Look through the material and tally each line bearing the word "Density". Give only the total.

---- DATA ROWS

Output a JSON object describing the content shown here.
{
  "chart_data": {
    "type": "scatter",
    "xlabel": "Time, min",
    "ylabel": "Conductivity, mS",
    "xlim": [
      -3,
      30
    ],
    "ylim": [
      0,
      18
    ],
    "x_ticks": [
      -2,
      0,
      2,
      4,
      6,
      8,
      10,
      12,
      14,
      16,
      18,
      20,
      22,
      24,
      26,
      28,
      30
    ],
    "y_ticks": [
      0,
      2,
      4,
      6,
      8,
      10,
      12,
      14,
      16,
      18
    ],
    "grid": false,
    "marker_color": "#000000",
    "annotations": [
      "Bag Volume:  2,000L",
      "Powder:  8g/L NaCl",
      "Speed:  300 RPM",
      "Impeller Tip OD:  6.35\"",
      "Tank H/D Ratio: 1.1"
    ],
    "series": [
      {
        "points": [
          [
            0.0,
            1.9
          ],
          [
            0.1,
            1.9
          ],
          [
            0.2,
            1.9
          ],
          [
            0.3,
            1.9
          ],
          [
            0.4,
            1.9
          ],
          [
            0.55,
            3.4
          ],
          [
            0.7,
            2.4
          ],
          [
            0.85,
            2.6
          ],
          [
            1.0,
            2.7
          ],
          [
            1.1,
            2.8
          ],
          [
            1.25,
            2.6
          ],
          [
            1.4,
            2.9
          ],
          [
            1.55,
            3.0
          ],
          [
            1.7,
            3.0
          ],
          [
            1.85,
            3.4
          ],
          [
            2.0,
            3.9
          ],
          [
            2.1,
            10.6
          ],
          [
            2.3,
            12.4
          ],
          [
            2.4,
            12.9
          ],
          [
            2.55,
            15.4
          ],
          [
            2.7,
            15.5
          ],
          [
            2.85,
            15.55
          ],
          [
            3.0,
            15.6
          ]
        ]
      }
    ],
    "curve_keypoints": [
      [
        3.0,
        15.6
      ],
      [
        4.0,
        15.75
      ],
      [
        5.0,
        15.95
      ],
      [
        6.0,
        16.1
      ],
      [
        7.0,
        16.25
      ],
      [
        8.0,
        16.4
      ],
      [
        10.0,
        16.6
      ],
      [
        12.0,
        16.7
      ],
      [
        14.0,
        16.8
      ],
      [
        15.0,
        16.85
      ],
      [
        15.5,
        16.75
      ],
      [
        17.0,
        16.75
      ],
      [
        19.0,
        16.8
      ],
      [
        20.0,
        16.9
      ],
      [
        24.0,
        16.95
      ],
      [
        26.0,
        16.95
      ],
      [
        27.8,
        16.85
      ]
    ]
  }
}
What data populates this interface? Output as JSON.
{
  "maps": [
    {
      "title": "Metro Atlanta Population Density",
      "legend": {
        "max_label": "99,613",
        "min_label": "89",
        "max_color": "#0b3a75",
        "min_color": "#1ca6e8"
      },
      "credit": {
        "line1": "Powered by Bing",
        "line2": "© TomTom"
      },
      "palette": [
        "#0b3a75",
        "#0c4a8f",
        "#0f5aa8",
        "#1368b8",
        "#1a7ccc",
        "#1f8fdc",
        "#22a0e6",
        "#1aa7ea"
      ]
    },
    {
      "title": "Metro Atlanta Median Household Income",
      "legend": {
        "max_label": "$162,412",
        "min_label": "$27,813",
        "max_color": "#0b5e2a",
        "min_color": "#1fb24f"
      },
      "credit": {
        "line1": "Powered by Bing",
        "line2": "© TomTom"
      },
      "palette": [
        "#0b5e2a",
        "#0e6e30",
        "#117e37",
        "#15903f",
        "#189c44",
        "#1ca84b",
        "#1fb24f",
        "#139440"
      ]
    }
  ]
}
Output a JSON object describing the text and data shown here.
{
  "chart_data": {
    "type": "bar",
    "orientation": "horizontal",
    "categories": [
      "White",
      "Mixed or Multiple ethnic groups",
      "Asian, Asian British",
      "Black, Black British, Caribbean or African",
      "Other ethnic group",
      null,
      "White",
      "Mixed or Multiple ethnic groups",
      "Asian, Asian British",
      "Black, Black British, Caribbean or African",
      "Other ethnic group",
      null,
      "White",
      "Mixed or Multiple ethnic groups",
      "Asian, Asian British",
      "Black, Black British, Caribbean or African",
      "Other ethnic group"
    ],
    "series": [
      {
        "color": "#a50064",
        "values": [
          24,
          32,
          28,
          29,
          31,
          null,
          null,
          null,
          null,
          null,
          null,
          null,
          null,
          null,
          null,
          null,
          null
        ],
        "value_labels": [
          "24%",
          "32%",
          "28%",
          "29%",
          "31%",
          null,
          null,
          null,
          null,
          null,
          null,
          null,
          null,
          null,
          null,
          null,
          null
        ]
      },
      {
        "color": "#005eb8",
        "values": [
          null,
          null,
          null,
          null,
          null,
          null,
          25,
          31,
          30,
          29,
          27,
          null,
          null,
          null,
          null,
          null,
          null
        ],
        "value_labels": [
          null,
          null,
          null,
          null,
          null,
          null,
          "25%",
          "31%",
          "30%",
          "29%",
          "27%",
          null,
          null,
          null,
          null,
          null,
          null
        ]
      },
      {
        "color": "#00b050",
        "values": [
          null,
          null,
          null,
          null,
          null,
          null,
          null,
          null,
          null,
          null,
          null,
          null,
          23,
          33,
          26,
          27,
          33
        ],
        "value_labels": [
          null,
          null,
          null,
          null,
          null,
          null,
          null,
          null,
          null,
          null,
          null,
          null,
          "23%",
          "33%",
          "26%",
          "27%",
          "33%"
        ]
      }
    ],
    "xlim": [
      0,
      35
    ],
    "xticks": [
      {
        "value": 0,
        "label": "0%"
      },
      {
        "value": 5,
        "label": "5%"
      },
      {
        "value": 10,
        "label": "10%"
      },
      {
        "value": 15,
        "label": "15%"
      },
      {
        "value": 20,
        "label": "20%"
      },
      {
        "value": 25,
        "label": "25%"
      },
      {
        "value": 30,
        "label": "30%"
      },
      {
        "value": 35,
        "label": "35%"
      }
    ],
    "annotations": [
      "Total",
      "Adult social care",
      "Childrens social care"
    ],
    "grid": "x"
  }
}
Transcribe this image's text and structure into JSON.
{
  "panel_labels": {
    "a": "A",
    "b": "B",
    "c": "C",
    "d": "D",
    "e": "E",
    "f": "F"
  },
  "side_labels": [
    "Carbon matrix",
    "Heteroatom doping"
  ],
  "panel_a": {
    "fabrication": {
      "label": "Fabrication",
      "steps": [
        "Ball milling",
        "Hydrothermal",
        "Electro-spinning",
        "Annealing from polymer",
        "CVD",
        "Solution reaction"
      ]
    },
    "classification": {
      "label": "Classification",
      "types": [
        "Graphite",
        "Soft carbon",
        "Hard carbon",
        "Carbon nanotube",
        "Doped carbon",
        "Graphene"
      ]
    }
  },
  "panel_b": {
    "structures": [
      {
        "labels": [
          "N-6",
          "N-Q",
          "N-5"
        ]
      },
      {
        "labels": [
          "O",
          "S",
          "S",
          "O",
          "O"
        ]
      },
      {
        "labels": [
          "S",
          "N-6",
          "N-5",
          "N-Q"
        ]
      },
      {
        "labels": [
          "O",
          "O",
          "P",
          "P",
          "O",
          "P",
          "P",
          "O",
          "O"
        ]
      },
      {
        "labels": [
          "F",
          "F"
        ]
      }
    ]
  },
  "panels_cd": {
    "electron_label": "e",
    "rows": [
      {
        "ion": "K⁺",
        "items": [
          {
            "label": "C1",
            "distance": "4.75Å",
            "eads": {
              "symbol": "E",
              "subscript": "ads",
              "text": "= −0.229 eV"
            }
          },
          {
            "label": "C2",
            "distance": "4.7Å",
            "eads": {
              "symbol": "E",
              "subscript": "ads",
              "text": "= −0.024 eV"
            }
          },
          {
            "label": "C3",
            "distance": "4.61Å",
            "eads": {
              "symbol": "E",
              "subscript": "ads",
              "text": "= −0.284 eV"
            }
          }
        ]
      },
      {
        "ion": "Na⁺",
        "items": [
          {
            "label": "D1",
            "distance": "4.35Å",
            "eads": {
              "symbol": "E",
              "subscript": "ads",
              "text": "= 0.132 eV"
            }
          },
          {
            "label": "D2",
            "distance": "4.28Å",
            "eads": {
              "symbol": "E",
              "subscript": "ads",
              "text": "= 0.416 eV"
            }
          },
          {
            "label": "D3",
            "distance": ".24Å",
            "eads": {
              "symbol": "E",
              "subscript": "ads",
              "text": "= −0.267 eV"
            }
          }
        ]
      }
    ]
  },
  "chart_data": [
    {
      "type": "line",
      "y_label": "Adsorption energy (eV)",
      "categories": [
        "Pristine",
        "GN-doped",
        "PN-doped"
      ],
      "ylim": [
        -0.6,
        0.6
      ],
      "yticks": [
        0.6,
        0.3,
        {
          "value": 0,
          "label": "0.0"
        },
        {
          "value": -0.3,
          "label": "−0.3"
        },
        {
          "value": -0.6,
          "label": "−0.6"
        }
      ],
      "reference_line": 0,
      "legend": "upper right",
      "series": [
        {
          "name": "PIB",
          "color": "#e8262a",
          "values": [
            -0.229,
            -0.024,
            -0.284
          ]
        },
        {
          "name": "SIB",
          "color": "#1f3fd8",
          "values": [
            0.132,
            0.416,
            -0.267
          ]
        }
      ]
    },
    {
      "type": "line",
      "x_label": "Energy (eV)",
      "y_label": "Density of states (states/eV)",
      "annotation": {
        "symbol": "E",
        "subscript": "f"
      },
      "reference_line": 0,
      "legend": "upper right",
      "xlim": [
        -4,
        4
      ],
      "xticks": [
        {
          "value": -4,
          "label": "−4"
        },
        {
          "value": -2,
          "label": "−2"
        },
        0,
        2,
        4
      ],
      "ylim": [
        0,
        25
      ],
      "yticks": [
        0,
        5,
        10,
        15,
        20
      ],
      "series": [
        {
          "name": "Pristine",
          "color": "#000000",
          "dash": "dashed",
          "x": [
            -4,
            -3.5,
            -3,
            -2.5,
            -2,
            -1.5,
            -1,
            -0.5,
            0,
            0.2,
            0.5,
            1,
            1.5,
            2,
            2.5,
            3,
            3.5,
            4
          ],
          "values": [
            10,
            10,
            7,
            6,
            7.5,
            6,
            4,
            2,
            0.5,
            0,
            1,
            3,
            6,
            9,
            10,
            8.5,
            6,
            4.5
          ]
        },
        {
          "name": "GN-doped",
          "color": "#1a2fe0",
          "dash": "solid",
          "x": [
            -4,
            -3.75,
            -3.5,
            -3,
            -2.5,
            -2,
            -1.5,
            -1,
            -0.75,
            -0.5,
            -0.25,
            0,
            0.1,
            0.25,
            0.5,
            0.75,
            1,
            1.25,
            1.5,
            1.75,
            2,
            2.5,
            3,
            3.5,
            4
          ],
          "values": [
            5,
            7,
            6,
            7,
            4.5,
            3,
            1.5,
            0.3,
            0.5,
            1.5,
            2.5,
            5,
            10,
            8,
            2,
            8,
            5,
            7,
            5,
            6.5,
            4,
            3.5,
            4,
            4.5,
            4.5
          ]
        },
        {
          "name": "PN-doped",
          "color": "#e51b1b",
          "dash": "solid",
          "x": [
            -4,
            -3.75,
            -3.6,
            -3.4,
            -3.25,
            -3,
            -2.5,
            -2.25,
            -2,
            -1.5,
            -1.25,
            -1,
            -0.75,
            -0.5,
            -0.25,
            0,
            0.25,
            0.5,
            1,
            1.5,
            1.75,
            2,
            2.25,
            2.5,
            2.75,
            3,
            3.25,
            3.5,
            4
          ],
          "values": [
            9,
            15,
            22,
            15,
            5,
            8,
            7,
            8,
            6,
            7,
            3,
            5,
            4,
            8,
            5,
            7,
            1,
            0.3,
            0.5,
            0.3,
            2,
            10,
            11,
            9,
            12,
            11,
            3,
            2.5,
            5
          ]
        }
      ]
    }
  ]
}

--------

* **SOLUTION TO THE EXERCISE**
2